Exercise details -
Gather all lines from the material that contain "Presenças".

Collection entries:
START

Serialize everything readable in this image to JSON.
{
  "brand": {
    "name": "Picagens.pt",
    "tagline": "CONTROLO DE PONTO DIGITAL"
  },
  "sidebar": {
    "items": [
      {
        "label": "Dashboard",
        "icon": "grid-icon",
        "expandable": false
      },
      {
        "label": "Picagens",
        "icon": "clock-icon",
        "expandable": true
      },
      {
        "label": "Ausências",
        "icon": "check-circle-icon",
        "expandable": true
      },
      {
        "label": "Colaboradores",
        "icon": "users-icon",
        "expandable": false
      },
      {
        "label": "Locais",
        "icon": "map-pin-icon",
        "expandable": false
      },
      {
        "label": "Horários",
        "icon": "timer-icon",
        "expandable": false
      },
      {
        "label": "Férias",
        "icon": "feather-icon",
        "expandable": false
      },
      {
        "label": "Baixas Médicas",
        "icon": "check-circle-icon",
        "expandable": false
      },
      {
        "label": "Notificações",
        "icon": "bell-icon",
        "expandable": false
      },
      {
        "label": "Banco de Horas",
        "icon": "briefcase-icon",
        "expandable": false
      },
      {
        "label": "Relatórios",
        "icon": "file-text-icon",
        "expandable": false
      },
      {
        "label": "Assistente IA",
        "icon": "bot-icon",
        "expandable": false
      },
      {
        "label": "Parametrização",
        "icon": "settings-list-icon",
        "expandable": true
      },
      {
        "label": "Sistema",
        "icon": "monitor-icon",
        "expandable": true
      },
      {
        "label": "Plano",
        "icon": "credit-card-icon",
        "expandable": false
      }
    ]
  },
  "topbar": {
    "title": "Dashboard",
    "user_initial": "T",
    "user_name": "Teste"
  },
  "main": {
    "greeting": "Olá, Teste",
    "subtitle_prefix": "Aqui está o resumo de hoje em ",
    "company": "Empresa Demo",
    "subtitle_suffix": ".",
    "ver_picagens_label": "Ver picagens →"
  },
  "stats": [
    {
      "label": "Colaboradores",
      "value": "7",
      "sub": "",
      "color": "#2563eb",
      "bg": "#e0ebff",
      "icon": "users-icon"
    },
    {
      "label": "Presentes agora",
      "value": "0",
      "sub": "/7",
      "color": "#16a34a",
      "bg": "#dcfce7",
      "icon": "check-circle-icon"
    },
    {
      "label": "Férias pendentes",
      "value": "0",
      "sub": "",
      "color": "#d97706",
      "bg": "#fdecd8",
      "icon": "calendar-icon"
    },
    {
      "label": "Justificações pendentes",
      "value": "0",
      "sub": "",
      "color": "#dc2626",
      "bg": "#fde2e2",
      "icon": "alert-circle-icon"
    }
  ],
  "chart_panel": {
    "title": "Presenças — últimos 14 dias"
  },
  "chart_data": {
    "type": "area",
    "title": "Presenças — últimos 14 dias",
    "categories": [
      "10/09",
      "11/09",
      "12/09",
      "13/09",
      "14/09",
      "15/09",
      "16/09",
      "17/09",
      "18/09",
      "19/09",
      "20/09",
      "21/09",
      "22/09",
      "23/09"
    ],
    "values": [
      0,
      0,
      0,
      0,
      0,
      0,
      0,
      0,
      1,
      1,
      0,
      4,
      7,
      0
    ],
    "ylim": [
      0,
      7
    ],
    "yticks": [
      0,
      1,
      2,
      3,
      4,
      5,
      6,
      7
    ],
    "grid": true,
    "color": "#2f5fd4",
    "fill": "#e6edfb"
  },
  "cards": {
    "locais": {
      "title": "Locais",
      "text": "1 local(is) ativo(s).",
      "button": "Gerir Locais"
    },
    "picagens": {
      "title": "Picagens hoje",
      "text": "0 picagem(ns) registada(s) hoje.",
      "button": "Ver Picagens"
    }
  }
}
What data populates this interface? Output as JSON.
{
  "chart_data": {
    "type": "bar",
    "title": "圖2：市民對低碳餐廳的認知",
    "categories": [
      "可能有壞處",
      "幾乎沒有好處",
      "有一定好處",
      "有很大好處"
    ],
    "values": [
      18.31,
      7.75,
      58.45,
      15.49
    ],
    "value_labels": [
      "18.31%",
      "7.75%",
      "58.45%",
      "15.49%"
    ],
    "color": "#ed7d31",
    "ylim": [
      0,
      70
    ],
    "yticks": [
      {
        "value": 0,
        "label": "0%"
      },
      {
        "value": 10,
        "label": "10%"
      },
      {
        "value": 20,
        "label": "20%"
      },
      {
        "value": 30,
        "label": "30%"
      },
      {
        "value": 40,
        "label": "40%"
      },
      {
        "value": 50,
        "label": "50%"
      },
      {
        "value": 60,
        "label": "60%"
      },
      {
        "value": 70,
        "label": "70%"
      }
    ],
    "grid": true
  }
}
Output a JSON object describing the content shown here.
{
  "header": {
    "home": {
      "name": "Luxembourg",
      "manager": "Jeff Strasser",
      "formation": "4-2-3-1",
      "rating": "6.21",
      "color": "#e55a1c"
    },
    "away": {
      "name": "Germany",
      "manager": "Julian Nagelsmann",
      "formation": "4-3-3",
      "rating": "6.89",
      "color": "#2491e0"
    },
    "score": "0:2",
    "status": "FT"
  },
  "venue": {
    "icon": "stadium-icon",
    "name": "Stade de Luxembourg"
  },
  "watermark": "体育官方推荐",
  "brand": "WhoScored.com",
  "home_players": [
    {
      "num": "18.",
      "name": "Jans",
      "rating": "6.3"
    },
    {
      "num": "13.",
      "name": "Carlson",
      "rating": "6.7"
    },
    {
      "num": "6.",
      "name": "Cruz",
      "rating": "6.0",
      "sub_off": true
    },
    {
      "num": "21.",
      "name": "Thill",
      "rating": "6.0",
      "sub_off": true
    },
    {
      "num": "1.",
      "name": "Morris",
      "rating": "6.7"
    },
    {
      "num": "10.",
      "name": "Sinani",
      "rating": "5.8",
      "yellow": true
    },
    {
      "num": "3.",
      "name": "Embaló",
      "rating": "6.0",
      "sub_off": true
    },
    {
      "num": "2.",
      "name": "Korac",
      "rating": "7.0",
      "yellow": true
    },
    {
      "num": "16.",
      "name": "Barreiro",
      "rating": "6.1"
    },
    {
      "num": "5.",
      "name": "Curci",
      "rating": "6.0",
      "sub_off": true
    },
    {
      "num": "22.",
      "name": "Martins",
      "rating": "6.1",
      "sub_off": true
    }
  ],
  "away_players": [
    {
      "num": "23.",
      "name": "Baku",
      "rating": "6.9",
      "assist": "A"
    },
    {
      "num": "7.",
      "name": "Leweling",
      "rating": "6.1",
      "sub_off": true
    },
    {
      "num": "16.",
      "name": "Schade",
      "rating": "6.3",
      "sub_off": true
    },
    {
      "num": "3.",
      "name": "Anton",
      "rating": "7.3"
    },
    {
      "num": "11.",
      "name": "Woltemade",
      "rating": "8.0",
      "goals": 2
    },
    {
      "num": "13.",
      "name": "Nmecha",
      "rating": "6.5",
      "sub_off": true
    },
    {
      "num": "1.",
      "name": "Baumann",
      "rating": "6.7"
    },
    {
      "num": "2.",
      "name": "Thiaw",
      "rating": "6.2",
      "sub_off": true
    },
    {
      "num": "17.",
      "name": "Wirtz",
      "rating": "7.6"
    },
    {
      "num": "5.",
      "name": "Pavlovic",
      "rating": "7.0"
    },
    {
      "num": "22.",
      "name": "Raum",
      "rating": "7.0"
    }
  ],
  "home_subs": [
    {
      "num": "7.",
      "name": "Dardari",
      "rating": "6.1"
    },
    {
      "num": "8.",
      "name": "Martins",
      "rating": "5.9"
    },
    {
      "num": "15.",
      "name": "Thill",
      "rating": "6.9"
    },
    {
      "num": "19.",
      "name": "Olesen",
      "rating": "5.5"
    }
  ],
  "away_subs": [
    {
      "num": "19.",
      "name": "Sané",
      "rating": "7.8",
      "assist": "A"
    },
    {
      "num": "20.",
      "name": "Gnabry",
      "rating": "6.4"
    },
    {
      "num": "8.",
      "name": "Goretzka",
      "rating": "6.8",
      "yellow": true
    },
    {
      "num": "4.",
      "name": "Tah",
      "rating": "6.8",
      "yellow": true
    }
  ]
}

END

Reply -
    "title": "Presenças — últimos 14 dias"
    "title": "Presenças — últimos 14 dias",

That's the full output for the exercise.